Region boundary data

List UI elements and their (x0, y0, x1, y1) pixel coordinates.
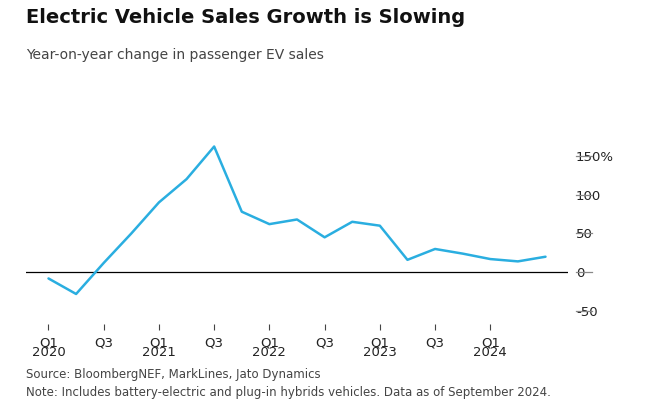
Text: Source: BloombergNEF, MarkLines, Jato Dynamics
Note: Includes battery-electric a: Source: BloombergNEF, MarkLines, Jato Dy… (26, 368, 551, 399)
Text: Electric Vehicle Sales Growth is Slowing: Electric Vehicle Sales Growth is Slowing (26, 8, 465, 27)
Text: Q3: Q3 (426, 337, 445, 350)
Text: 2023: 2023 (363, 346, 397, 359)
Text: Q3: Q3 (94, 337, 114, 350)
Text: Year-on-year change in passenger EV sales: Year-on-year change in passenger EV sale… (26, 48, 324, 62)
Text: 2022: 2022 (253, 346, 286, 359)
Text: Q1: Q1 (480, 337, 500, 350)
Text: Q3: Q3 (205, 337, 224, 350)
Text: 2024: 2024 (473, 346, 507, 359)
Text: Q1: Q1 (260, 337, 279, 350)
Text: Q1: Q1 (149, 337, 168, 350)
Text: 2021: 2021 (142, 346, 176, 359)
Text: 2020: 2020 (32, 346, 65, 359)
Text: Q1: Q1 (370, 337, 389, 350)
Text: Q3: Q3 (315, 337, 334, 350)
Text: Q1: Q1 (39, 337, 58, 350)
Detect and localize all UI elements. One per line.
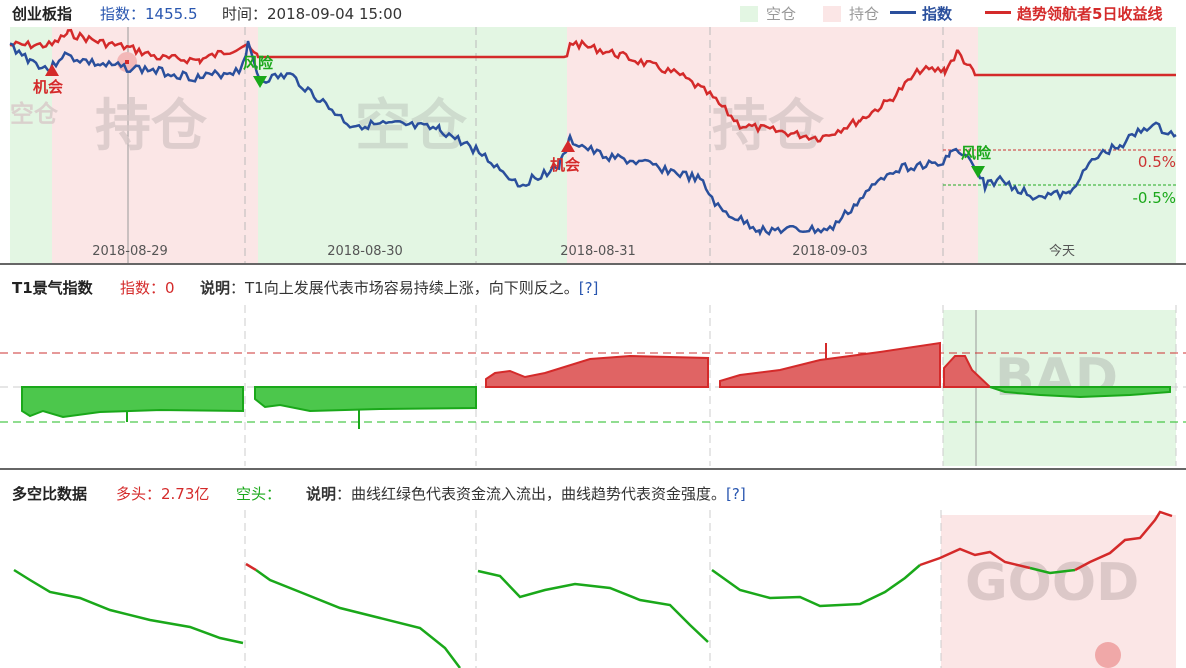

## [WHAT TO DO]
Output every one of the items above word for word, leaving out the pictures.

## [SOLUTION]
List UI elements and their (x0, y0, x1, y1) pixel coordinates.
Text: Source: BloombergNEF, MarkLines, Jato Dynamics
Note: Includes battery-electric a: Source: BloombergNEF, MarkLines, Jato Dy… (26, 368, 551, 399)
Text: Electric Vehicle Sales Growth is Slowing: Electric Vehicle Sales Growth is Slowing (26, 8, 465, 27)
Text: Q3: Q3 (426, 337, 445, 350)
Text: 2023: 2023 (363, 346, 397, 359)
Text: Q3: Q3 (94, 337, 114, 350)
Text: Year-on-year change in passenger EV sales: Year-on-year change in passenger EV sale… (26, 48, 324, 62)
Text: 2022: 2022 (253, 346, 286, 359)
Text: Q1: Q1 (480, 337, 500, 350)
Text: Q3: Q3 (205, 337, 224, 350)
Text: 2024: 2024 (473, 346, 507, 359)
Text: Q1: Q1 (260, 337, 279, 350)
Text: Q1: Q1 (149, 337, 168, 350)
Text: 2021: 2021 (142, 346, 176, 359)
Text: 2020: 2020 (32, 346, 65, 359)
Text: Q1: Q1 (370, 337, 389, 350)
Text: Q3: Q3 (315, 337, 334, 350)
Text: Q1: Q1 (39, 337, 58, 350)
Detect and localize all UI elements. One per line.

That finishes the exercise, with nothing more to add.